Exercise requirements:
Please list all lines of the material below in which the string "Inskrivna" occurs.
----------
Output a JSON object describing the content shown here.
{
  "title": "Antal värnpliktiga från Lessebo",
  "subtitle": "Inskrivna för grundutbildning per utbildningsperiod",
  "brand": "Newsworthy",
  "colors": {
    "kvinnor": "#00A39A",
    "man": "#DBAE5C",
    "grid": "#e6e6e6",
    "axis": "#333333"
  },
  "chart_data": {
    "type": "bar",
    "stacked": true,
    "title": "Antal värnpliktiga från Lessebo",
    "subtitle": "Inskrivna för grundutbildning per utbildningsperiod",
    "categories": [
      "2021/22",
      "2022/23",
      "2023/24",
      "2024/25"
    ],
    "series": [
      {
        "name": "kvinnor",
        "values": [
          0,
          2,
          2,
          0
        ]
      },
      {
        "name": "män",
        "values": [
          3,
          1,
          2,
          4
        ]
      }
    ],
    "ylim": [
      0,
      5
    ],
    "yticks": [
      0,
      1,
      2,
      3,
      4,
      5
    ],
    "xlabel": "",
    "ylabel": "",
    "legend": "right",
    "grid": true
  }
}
----------
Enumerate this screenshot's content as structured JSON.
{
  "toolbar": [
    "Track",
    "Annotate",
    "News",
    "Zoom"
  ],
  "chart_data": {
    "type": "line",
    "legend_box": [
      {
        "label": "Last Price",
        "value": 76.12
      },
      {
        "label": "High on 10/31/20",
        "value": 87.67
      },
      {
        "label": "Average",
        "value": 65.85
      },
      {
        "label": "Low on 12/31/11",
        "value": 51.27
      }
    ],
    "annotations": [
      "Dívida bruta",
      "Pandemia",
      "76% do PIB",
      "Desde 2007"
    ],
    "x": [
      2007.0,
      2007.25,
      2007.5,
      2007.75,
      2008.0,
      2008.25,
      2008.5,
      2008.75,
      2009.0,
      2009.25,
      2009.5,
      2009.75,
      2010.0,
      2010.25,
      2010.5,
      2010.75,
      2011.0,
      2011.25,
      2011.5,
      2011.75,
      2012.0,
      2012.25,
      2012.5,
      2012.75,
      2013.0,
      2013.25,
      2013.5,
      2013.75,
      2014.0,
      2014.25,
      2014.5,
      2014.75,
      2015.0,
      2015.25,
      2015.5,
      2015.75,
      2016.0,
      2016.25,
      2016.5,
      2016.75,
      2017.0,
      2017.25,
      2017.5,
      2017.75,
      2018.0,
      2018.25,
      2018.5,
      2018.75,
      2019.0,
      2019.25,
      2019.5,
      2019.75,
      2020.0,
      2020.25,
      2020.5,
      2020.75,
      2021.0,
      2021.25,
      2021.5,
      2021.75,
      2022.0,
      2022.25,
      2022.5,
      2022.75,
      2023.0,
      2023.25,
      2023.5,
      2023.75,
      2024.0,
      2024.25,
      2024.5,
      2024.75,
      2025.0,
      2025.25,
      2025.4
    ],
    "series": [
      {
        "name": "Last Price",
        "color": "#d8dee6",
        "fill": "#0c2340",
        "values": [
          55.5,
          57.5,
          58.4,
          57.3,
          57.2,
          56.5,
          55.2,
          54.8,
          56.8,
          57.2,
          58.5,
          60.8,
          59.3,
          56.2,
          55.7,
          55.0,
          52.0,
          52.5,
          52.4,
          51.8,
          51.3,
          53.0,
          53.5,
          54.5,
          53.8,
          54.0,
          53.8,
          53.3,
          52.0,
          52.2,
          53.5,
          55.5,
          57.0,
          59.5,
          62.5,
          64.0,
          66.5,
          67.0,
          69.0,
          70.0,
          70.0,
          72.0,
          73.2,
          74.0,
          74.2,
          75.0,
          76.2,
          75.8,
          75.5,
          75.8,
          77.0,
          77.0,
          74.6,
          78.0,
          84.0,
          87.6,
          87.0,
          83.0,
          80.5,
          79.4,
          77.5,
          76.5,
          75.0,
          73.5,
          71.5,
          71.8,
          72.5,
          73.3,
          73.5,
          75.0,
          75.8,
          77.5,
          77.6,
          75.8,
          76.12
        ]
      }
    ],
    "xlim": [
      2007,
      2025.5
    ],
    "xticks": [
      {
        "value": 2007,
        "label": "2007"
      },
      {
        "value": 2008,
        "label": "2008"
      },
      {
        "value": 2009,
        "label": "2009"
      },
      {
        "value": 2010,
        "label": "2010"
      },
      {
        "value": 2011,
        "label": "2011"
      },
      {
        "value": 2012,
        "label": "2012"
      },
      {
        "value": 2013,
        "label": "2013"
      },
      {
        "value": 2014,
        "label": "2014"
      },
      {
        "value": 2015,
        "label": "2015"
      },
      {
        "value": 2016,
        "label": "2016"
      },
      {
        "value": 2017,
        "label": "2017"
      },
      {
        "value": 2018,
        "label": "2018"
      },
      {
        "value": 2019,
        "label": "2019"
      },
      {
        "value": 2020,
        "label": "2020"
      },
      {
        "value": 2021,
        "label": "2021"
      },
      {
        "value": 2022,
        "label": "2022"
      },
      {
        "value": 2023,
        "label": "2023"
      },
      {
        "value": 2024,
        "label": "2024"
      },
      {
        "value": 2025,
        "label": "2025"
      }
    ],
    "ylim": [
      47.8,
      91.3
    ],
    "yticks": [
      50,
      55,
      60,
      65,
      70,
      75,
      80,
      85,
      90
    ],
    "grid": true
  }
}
----------
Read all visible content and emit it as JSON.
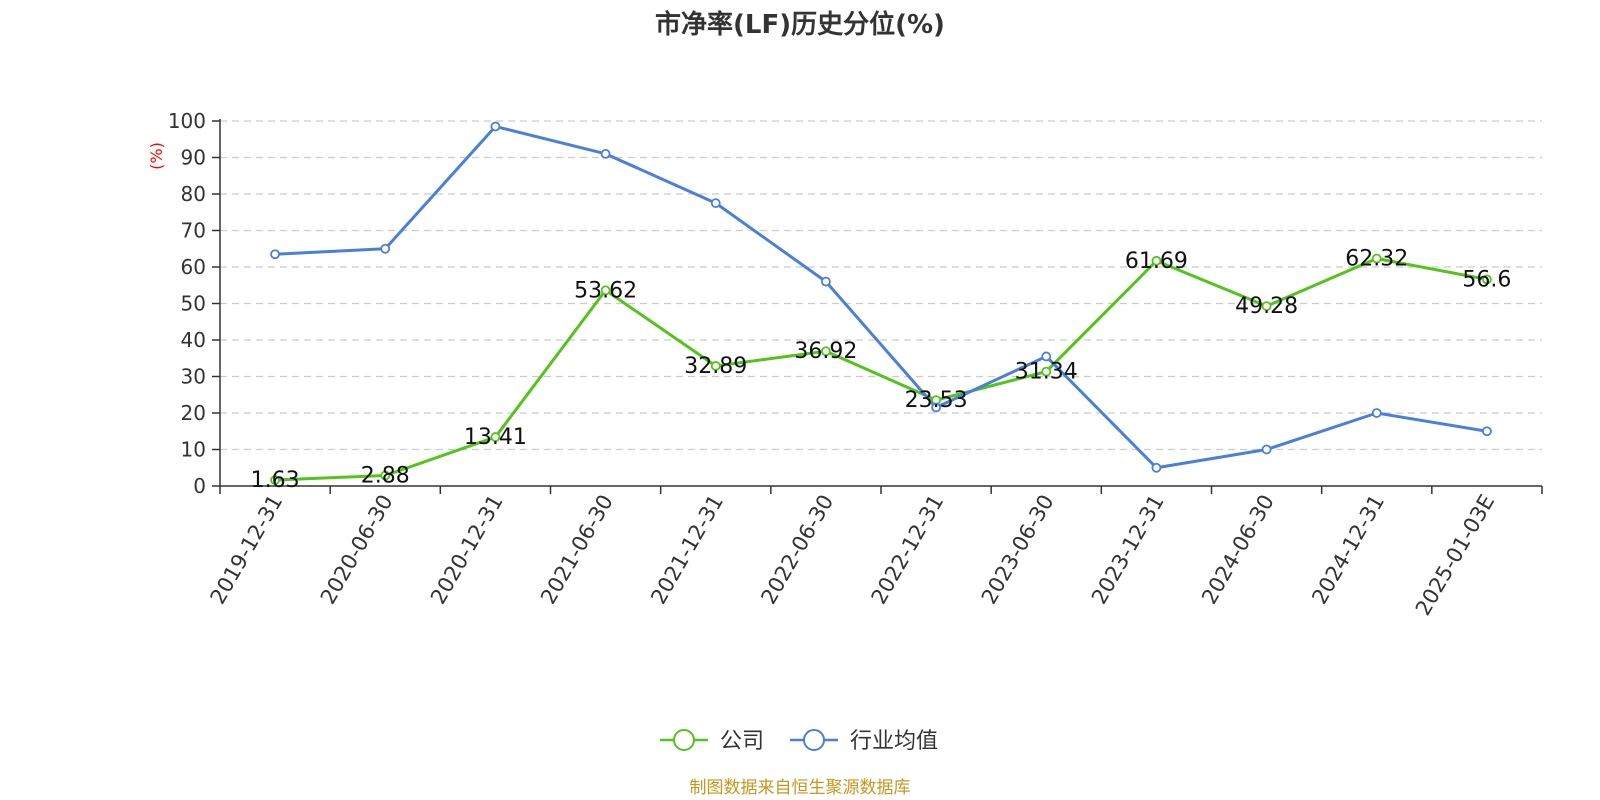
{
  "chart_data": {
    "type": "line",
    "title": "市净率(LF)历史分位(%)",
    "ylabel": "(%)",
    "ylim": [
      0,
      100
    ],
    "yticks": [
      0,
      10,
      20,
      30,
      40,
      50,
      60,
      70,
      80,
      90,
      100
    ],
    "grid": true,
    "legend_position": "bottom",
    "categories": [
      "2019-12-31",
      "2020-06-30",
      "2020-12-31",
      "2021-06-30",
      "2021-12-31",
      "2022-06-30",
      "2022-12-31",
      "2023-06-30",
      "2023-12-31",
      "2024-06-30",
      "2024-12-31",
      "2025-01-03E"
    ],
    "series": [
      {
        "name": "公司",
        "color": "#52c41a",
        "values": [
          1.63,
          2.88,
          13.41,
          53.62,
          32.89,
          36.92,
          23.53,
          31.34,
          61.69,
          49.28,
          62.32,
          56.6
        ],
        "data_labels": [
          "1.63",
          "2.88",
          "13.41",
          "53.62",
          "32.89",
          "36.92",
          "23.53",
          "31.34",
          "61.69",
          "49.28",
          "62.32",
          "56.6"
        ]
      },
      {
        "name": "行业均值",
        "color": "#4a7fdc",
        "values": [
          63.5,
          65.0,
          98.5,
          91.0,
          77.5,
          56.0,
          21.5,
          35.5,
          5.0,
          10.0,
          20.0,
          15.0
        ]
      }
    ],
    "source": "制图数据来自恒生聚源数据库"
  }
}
----------
Exercise result:
  "subtitle": "Inskrivna för grundutbildning per utbildningsperiod",
    "subtitle": "Inskrivna för grundutbildning per utbildningsperiod",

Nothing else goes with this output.